• Exercise prompt: Reproduce the listing below word for word, with no pictures.

Dataset records:
····················

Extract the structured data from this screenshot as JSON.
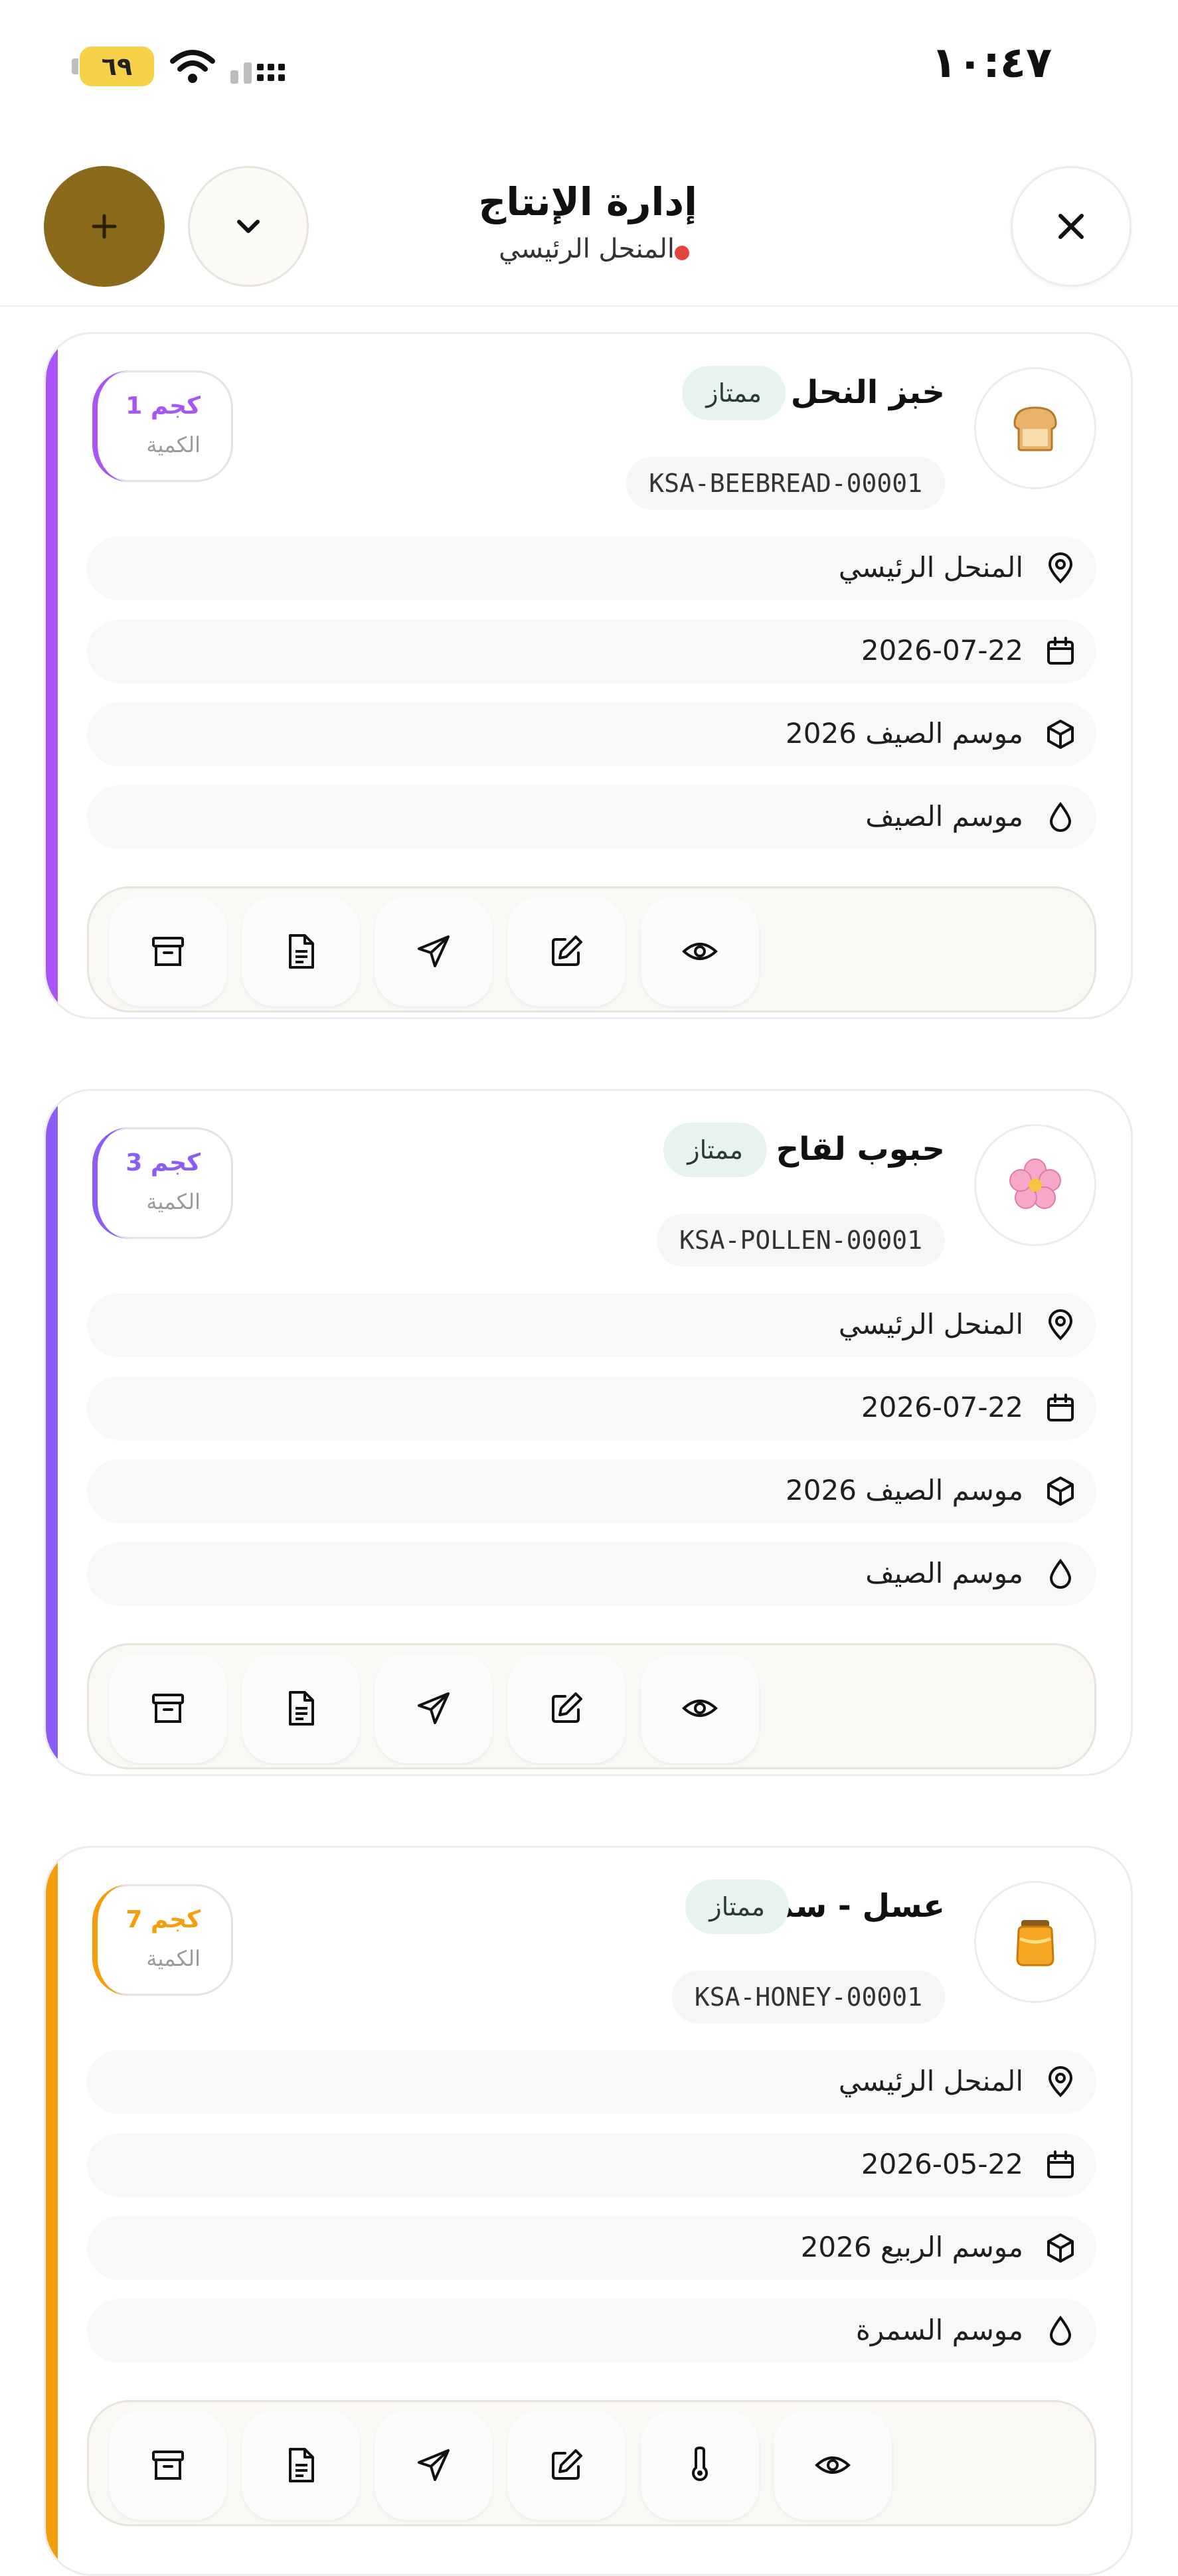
{
  "status_bar": {
    "time": "١٠:٤٧",
    "battery": "٦٩"
  },
  "header": {
    "title": "إدارة الإنتاج",
    "subtitle": "المنحل الرئيسي"
  },
  "colors": {
    "accent_gold": "#8a6a1a",
    "purple": "#a855f7",
    "violet": "#8b5cf6",
    "amber": "#f59e0b",
    "badge_bg": "#e7f4ee"
  },
  "products": [
    {
      "name": "خبز النحل",
      "badge": "ممتاز",
      "code": "KSA-BEEBREAD-00001",
      "icon": "bread-icon",
      "quantity": "1 كجم",
      "quantity_label": "الكمية",
      "location": "المنحل الرئيسي",
      "date": "2026-07-22",
      "batch": "موسم الصيف 2026",
      "season": "موسم الصيف",
      "actions": [
        "view-icon",
        "edit-icon",
        "send-icon",
        "document-icon",
        "archive-icon"
      ]
    },
    {
      "name": "حبوب لقاح",
      "badge": "ممتاز",
      "code": "KSA-POLLEN-00001",
      "icon": "flower-icon",
      "quantity": "3 كجم",
      "quantity_label": "الكمية",
      "location": "المنحل الرئيسي",
      "date": "2026-07-22",
      "batch": "موسم الصيف 2026",
      "season": "موسم الصيف",
      "actions": [
        "view-icon",
        "edit-icon",
        "send-icon",
        "document-icon",
        "archive-icon"
      ]
    },
    {
      "name": "عسل - سمر",
      "badge": "ممتاز",
      "code": "KSA-HONEY-00001",
      "icon": "honey-jar-icon",
      "quantity": "7 كجم",
      "quantity_label": "الكمية",
      "location": "المنحل الرئيسي",
      "date": "2026-05-22",
      "batch": "موسم الربيع 2026",
      "season": "موسم السمرة",
      "actions": [
        "view-icon",
        "thermometer-icon",
        "edit-icon",
        "send-icon",
        "document-icon",
        "archive-icon"
      ]
    }
  ]
}
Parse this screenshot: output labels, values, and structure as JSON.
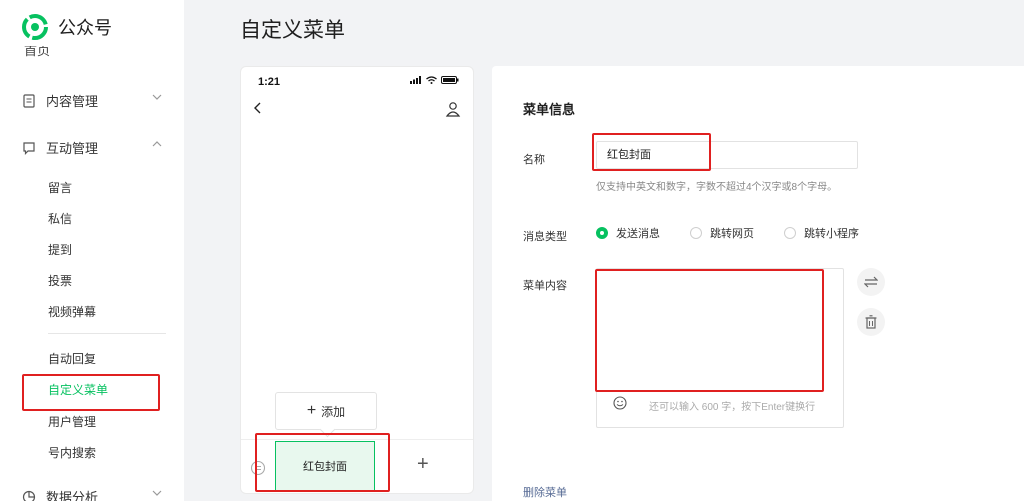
{
  "app": {
    "name": "公众号"
  },
  "sidebar": {
    "partial_item": "首页",
    "sections": [
      {
        "label": "内容管理"
      },
      {
        "label": "互动管理"
      },
      {
        "label": "数据分析"
      }
    ],
    "sub_items": [
      {
        "label": "留言"
      },
      {
        "label": "私信"
      },
      {
        "label": "提到"
      },
      {
        "label": "投票"
      },
      {
        "label": "视频弹幕"
      },
      {
        "label": "自动回复"
      },
      {
        "label": "自定义菜单"
      },
      {
        "label": "用户管理"
      },
      {
        "label": "号内搜索"
      }
    ]
  },
  "header": {
    "title": "自定义菜单"
  },
  "phone": {
    "time": "1:21",
    "add_label": "添加",
    "menu_item": "红包封面"
  },
  "editor": {
    "section_title": "菜单信息",
    "name_label": "名称",
    "name_value": "红包封面",
    "name_hint": "仅支持中英文和数字，字数不超过4个汉字或8个字母。",
    "msg_type_label": "消息类型",
    "msg_type_options": [
      {
        "label": "发送消息",
        "checked": true
      },
      {
        "label": "跳转网页",
        "checked": false
      },
      {
        "label": "跳转小程序",
        "checked": false
      }
    ],
    "content_label": "菜单内容",
    "remaining_text": "还可以输入 600 字，按下Enter键换行",
    "delete_label": "删除菜单"
  },
  "colors": {
    "accent": "#07c160",
    "highlight": "#e02020",
    "link": "#576b95"
  }
}
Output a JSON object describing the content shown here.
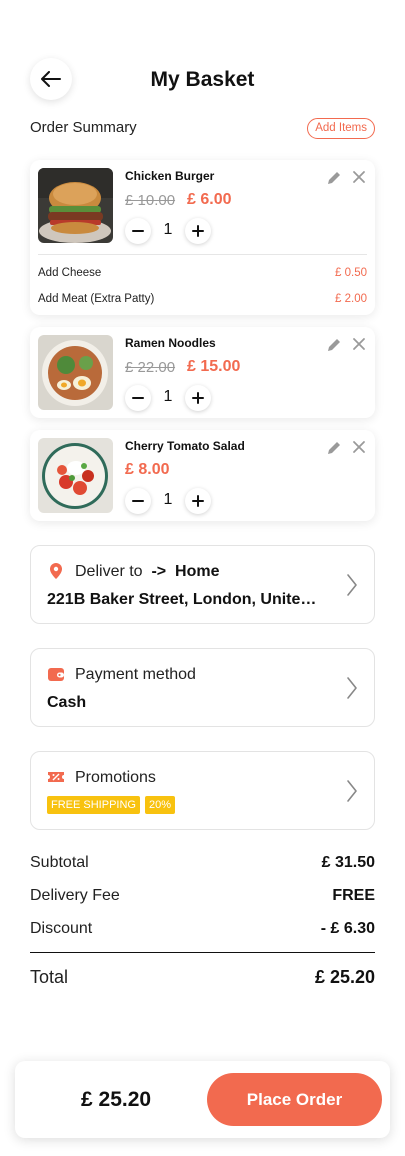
{
  "header": {
    "title": "My Basket",
    "back_icon": "arrow-left-icon"
  },
  "summary": {
    "label": "Order Summary",
    "add_items": "Add Items"
  },
  "items": [
    {
      "name": "Chicken Burger",
      "old_price": "£ 10.00",
      "price": "£ 6.00",
      "qty": "1",
      "addons": [
        {
          "label": "Add Cheese",
          "price": "£ 0.50"
        },
        {
          "label": "Add Meat (Extra Patty)",
          "price": "£ 2.00"
        }
      ]
    },
    {
      "name": "Ramen Noodles",
      "old_price": "£ 22.00",
      "price": "£ 15.00",
      "qty": "1"
    },
    {
      "name": "Cherry Tomato Salad",
      "price": "£ 8.00",
      "qty": "1"
    }
  ],
  "delivery": {
    "label": "Deliver to",
    "arrow": "->",
    "place": "Home",
    "address": "221B Baker Street, London, United K..."
  },
  "payment": {
    "label": "Payment method",
    "value": "Cash"
  },
  "promotions": {
    "label": "Promotions",
    "tags": [
      "FREE SHIPPING",
      "20%"
    ]
  },
  "totals": {
    "subtotal_label": "Subtotal",
    "subtotal": "£ 31.50",
    "delivery_label": "Delivery Fee",
    "delivery": "FREE",
    "discount_label": "Discount",
    "discount": "- £ 6.30",
    "total_label": "Total",
    "total": "£ 25.20"
  },
  "footer": {
    "total": "£ 25.20",
    "button": "Place Order"
  },
  "colors": {
    "accent": "#f26a4f",
    "tag": "#f8c20f"
  }
}
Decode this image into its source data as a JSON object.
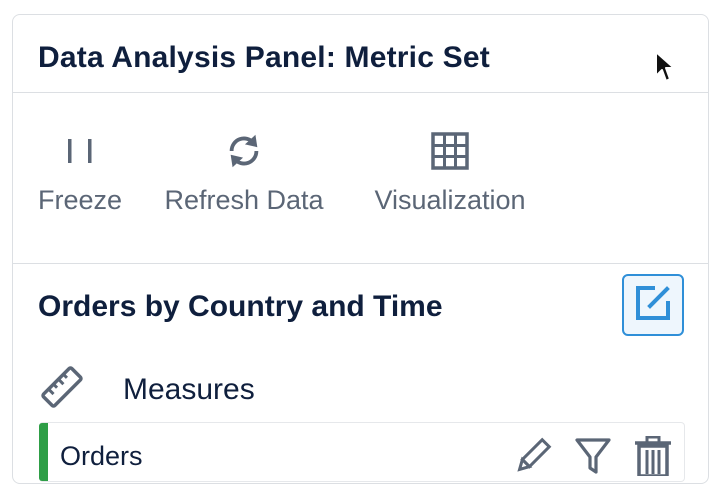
{
  "panel": {
    "title": "Data Analysis Panel: Metric Set"
  },
  "toolbar": {
    "items": [
      {
        "label": "Freeze",
        "icon": "pause-icon"
      },
      {
        "label": "Refresh Data",
        "icon": "refresh-icon"
      },
      {
        "label": "Visualization",
        "icon": "grid-icon"
      }
    ]
  },
  "section": {
    "title": "Orders by Country and Time",
    "edit_icon": "edit-icon",
    "measures": {
      "label": "Measures",
      "icon": "ruler-icon",
      "items": [
        {
          "label": "Orders",
          "accent_color": "#2e9e46",
          "actions": [
            "pencil-icon",
            "filter-icon",
            "trash-icon"
          ]
        }
      ]
    }
  },
  "colors": {
    "title_text": "#0f1f3d",
    "toolbar_text": "#5b6676",
    "accent_blue": "#2f8fd8",
    "measure_green": "#2e9e46",
    "border": "#dcdfe3"
  }
}
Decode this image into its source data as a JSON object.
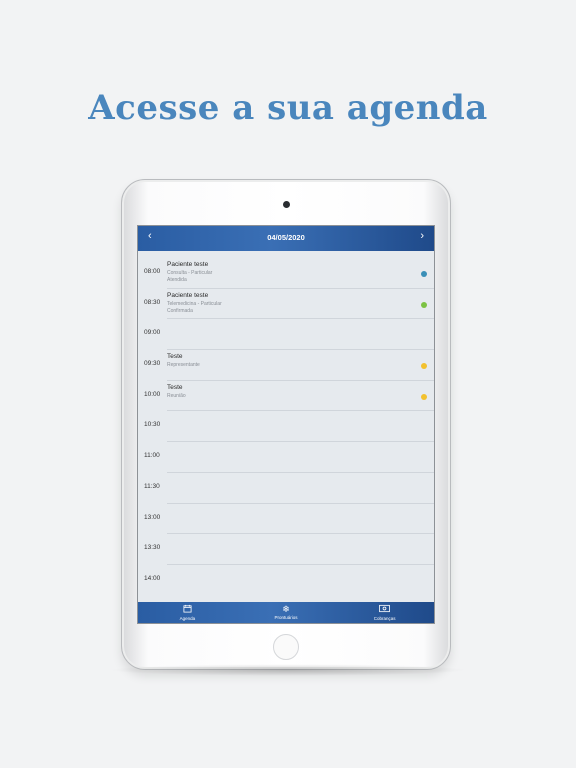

····················

• Answer to the task:
Extract the structured data from this screenshot as JSON.
{
  "status_bar": {
    "time": "١٠:٤٧",
    "battery": "٦٩"
  },
  "header": {
    "title": "إدارة الإنتاج",
    "subtitle": "المنحل الرئيسي"
  },
  "colors": {
    "accent_gold": "#8a6a1a",
    "purple": "#a855f7",
    "violet": "#8b5cf6",
    "amber": "#f59e0b",
    "badge_bg": "#e7f4ee"
  },
  "products": [
    {
      "name": "خبز النحل",
      "badge": "ممتاز",
      "code": "KSA-BEEBREAD-00001",
      "icon": "bread-icon",
      "quantity": "1 كجم",
      "quantity_label": "الكمية",
      "location": "المنحل الرئيسي",
      "date": "2026-07-22",
      "batch": "موسم الصيف 2026",
      "season": "موسم الصيف",
      "actions": [
        "view-icon",
        "edit-icon",
        "send-icon",
        "document-icon",
        "archive-icon"
      ]
    },
    {
      "name": "حبوب لقاح",
      "badge": "ممتاز",
      "code": "KSA-POLLEN-00001",
      "icon": "flower-icon",
      "quantity": "3 كجم",
      "quantity_label": "الكمية",
      "location": "المنحل الرئيسي",
      "date": "2026-07-22",
      "batch": "موسم الصيف 2026",
      "season": "موسم الصيف",
      "actions": [
        "view-icon",
        "edit-icon",
        "send-icon",
        "document-icon",
        "archive-icon"
      ]
    },
    {
      "name": "عسل - سمر",
      "badge": "ممتاز",
      "code": "KSA-HONEY-00001",
      "icon": "honey-jar-icon",
      "quantity": "7 كجم",
      "quantity_label": "الكمية",
      "location": "المنحل الرئيسي",
      "date": "2026-05-22",
      "batch": "موسم الربيع 2026",
      "season": "موسم السمرة",
      "actions": [
        "view-icon",
        "thermometer-icon",
        "edit-icon",
        "send-icon",
        "document-icon",
        "archive-icon"
      ]
    }
  ]
}
Parse this screenshot: output labels, values, and structure as JSON.
{
  "app": {
    "name": "公众号"
  },
  "sidebar": {
    "partial_item": "首页",
    "sections": [
      {
        "label": "内容管理"
      },
      {
        "label": "互动管理"
      },
      {
        "label": "数据分析"
      }
    ],
    "sub_items": [
      {
        "label": "留言"
      },
      {
        "label": "私信"
      },
      {
        "label": "提到"
      },
      {
        "label": "投票"
      },
      {
        "label": "视频弹幕"
      },
      {
        "label": "自动回复"
      },
      {
        "label": "自定义菜单"
      },
      {
        "label": "用户管理"
      },
      {
        "label": "号内搜索"
      }
    ]
  },
  "header": {
    "title": "自定义菜单"
  },
  "phone": {
    "time": "1:21",
    "add_label": "添加",
    "menu_item": "红包封面"
  },
  "editor": {
    "section_title": "菜单信息",
    "name_label": "名称",
    "name_value": "红包封面",
    "name_hint": "仅支持中英文和数字，字数不超过4个汉字或8个字母。",
    "msg_type_label": "消息类型",
    "msg_type_options": [
      {
        "label": "发送消息",
        "checked": true
      },
      {
        "label": "跳转网页",
        "checked": false
      },
      {
        "label": "跳转小程序",
        "checked": false
      }
    ],
    "content_label": "菜单内容",
    "remaining_text": "还可以输入 600 字，按下Enter键换行",
    "delete_label": "删除菜单"
  },
  "colors": {
    "accent": "#07c160",
    "highlight": "#e02020",
    "link": "#576b95"
  }
}
Output a JSON object describing the content shown here.
{
  "header": {
    "title": "My Basket",
    "back_icon": "arrow-left-icon"
  },
  "summary": {
    "label": "Order Summary",
    "add_items": "Add Items"
  },
  "items": [
    {
      "name": "Chicken Burger",
      "old_price": "£ 10.00",
      "price": "£ 6.00",
      "qty": "1",
      "addons": [
        {
          "label": "Add Cheese",
          "price": "£ 0.50"
        },
        {
          "label": "Add Meat (Extra Patty)",
          "price": "£ 2.00"
        }
      ]
    },
    {
      "name": "Ramen Noodles",
      "old_price": "£ 22.00",
      "price": "£ 15.00",
      "qty": "1"
    },
    {
      "name": "Cherry Tomato Salad",
      "price": "£ 8.00",
      "qty": "1"
    }
  ],
  "delivery": {
    "label": "Deliver to",
    "arrow": "->",
    "place": "Home",
    "address": "221B Baker Street, London, United K..."
  },
  "payment": {
    "label": "Payment method",
    "value": "Cash"
  },
  "promotions": {
    "label": "Promotions",
    "tags": [
      "FREE SHIPPING",
      "20%"
    ]
  },
  "totals": {
    "subtotal_label": "Subtotal",
    "subtotal": "£ 31.50",
    "delivery_label": "Delivery Fee",
    "delivery": "FREE",
    "discount_label": "Discount",
    "discount": "- £ 6.30",
    "total_label": "Total",
    "total": "£ 25.20"
  },
  "footer": {
    "total": "£ 25.20",
    "button": "Place Order"
  },
  "colors": {
    "accent": "#f26a4f",
    "tag": "#f8c20f"
  }
}
Decode this image into its source data as a JSON object.
{
  "panel": {
    "title": "Data Analysis Panel: Metric Set"
  },
  "toolbar": {
    "items": [
      {
        "label": "Freeze",
        "icon": "pause-icon"
      },
      {
        "label": "Refresh Data",
        "icon": "refresh-icon"
      },
      {
        "label": "Visualization",
        "icon": "grid-icon"
      }
    ]
  },
  "section": {
    "title": "Orders by Country and Time",
    "edit_icon": "edit-icon",
    "measures": {
      "label": "Measures",
      "icon": "ruler-icon",
      "items": [
        {
          "label": "Orders",
          "accent_color": "#2e9e46",
          "actions": [
            "pencil-icon",
            "filter-icon",
            "trash-icon"
          ]
        }
      ]
    }
  },
  "colors": {
    "title_text": "#0f1f3d",
    "toolbar_text": "#5b6676",
    "accent_blue": "#2f8fd8",
    "measure_green": "#2e9e46",
    "border": "#dcdfe3"
  }
}
Decode this image into its source data as a JSON object.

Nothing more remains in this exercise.